(Data items)
------------------------------------------------
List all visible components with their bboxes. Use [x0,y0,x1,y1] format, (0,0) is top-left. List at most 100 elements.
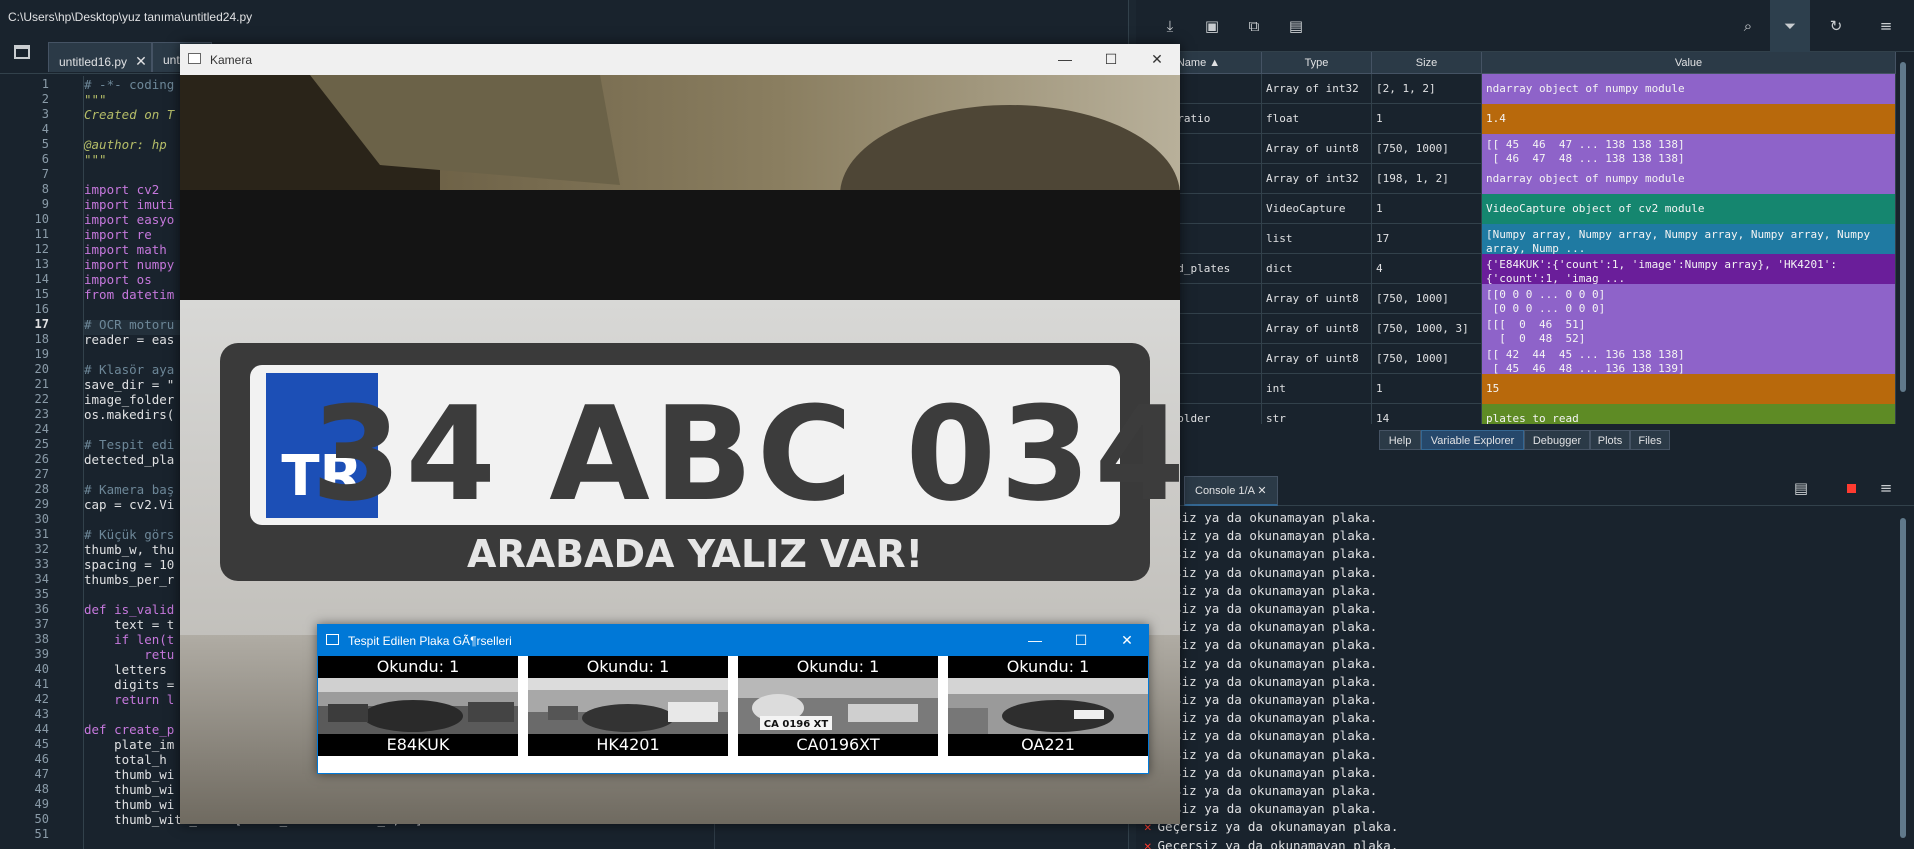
variable-value: 1.4 [1482,104,1896,134]
column-value[interactable]: Value [1482,52,1896,74]
variable-row[interactable]: Array of uint8 [750, 1000] [[0 0 0 ... 0 0… [1136,284,1896,314]
filter-icon[interactable]: ⏷ [1770,0,1810,52]
variable-row[interactable]: ted_plates dict 4 {'E84KUK':{'count':1, 'im… [1136,254,1896,284]
plate-thumbnail: Okundu: 1 E84KUK [318,656,518,756]
camera-window-title-bar[interactable]: Kamera — ☐ ✕ [180,44,1180,75]
code-line: digits = [84,677,175,692]
variable-row[interactable]: Array of uint8 [750, 1000][[ 45 46 47 ...… [1136,134,1896,164]
tab-plots[interactable]: Plots [1590,430,1630,450]
console-output[interactable]: eçersiz ya da okunamayan plaka. eçersiz y… [1136,508,1906,849]
line-number: 27 [34,467,49,481]
variable-value: {'E84KUK':{'count':1, 'image':Numpy arra… [1482,254,1896,284]
variable-row[interactable]: t_ratio float 1 1.4 [1136,104,1896,134]
variable-row[interactable]: list 17 [Numpy array, Numpy array, Numpy a… [1136,224,1896,254]
line-number: 10 [34,212,49,226]
variable-size: 1 [1372,104,1482,134]
code-line: save_dir = " [84,377,175,392]
editor-tab-label: untitled16.py [59,55,128,69]
tab-help[interactable]: Help [1379,430,1421,450]
variable-explorer-toolbar: ⤓ ▣ ⧉ ▤ ⌕ ⏷ ↻ ≡ [1136,0,1914,52]
read-count: Okundu: 1 [796,657,880,676]
save-data-icon[interactable]: ▣ [1202,16,1222,36]
code-line: """ [84,152,107,167]
browse-tabs-icon[interactable] [14,45,30,59]
variable-row[interactable]: int 1 15 [1136,374,1896,404]
editor-tab-untitled16[interactable]: untitled16.py ✕ [48,42,152,72]
plate-label: OA221 [1021,735,1075,754]
code-line: # Kamera baş [84,482,175,497]
plate-thumbnail: Okundu: 1 OA221 [948,656,1148,756]
close-icon[interactable]: ✕ [135,53,147,69]
line-number: 8 [41,182,49,196]
options-menu-icon[interactable]: ≡ [1876,16,1896,36]
line-number: 40 [34,662,49,676]
code-line: def create_p [84,722,175,737]
line-number: 4 [41,122,49,136]
variable-row[interactable]: VideoCapture 1 VideoCapture object of cv2 … [1136,194,1896,224]
variable-value: plates_to_read [1482,404,1896,424]
search-icon[interactable]: ⌕ [1738,16,1758,36]
maximize-icon[interactable]: ☐ [1058,625,1104,656]
console-scrollbar[interactable] [1898,508,1908,849]
line-number: 1 [41,77,49,91]
sort-up-icon: ▲ [1209,57,1221,69]
code-line: image_folder [84,392,175,407]
minimize-icon[interactable]: — [1012,625,1058,656]
plates-window[interactable]: Tespit Edilen Plaka GÃ¶rselleri — ☐ ✕ Ok… [317,624,1149,774]
code-line: total_h [84,752,175,767]
code-line: import math [84,242,167,257]
tab-console[interactable]: Console 1/A ✕ [1184,476,1278,506]
variable-row[interactable]: Array of uint8 [750, 1000][[ 42 44 45 ...… [1136,344,1896,374]
line-number: 39 [34,647,49,661]
close-icon[interactable]: ✕ [1104,625,1150,656]
code-line: reader = eas [84,332,175,347]
variable-size: 1 [1372,374,1482,404]
save-as-icon[interactable]: ⧉ [1244,16,1264,36]
plate-photo: CA 0196 XT [738,678,938,734]
code-line: spacing = 10 [84,557,175,572]
variable-row[interactable]: Array of uint8 [750, 1000, 3][[[ 0 46 51]… [1136,314,1896,344]
maximize-icon[interactable]: ☐ [1088,44,1134,75]
variable-row[interactable]: _folder str 14 plates_to_read [1136,404,1896,424]
stop-icon[interactable] [1847,484,1856,493]
tab-variable-explorer[interactable]: Variable Explorer [1421,430,1524,450]
line-number: 16 [34,302,49,316]
console-line: ✕ Geçersiz ya da okunamayan plaka. [1144,838,1398,849]
plates-window-title-bar[interactable]: Tespit Edilen Plaka GÃ¶rselleri — ☐ ✕ [318,625,1148,656]
line-number: 25 [34,437,49,451]
tab-debugger[interactable]: Debugger [1524,430,1590,450]
variable-row[interactable]: Array of int32 [198, 1, 2] ndarray object … [1136,164,1896,194]
copy-icon[interactable]: ▤ [1791,478,1811,498]
code-line: thumb_wi [84,797,175,812]
code-line: import re [84,227,152,242]
variable-value: [[ 42 44 45 ... 136 138 138] [ 45 46 48 … [1482,344,1896,374]
line-number: 35 [34,587,49,601]
delete-icon[interactable]: ▤ [1286,16,1306,36]
close-icon[interactable]: ✕ [1134,44,1180,75]
code-line: from datetim [84,287,175,302]
console-options-icon[interactable]: ≡ [1876,478,1896,498]
minimize-icon[interactable]: — [1042,44,1088,75]
variable-table-scrollbar[interactable] [1898,52,1908,424]
import-data-icon[interactable]: ⤓ [1160,16,1180,36]
error-icon: ✕ [1144,837,1152,849]
column-size[interactable]: Size [1372,52,1482,74]
line-number: 36 [34,602,49,616]
code-line: import easyo [84,212,175,227]
variable-row[interactable]: xArray of int32[2, 1, 2]ndarray object o… [1136,74,1896,104]
read-count: Okundu: 1 [1006,657,1090,676]
column-type[interactable]: Type [1262,52,1372,74]
tab-files[interactable]: Files [1630,430,1670,450]
variable-value: [Numpy array, Numpy array, Numpy array, … [1482,224,1896,254]
code-line: import numpy [84,257,175,272]
code-line: # OCR motoru [84,317,175,332]
plate-photo [318,678,518,734]
line-number: 14 [34,272,49,286]
close-icon[interactable]: ✕ [1257,485,1266,497]
refresh-icon[interactable]: ↻ [1826,16,1846,36]
variable-size: 4 [1372,254,1482,284]
variable-type: Array of uint8 [1262,344,1372,374]
code-line: thumb_wi [84,782,175,797]
variable-type: VideoCapture [1262,194,1372,224]
variable-type: Array of int32 [1262,74,1372,104]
------------------------------------------------
▶ [Exercise] Collect every line of the data above that contains the word "label". Uppercase and lowercase letters count as different.

▶ [Written response]
editor-tab-label: untitled16.py [59,55,128,69]
plate-label: OA221 [1021,735,1075,754]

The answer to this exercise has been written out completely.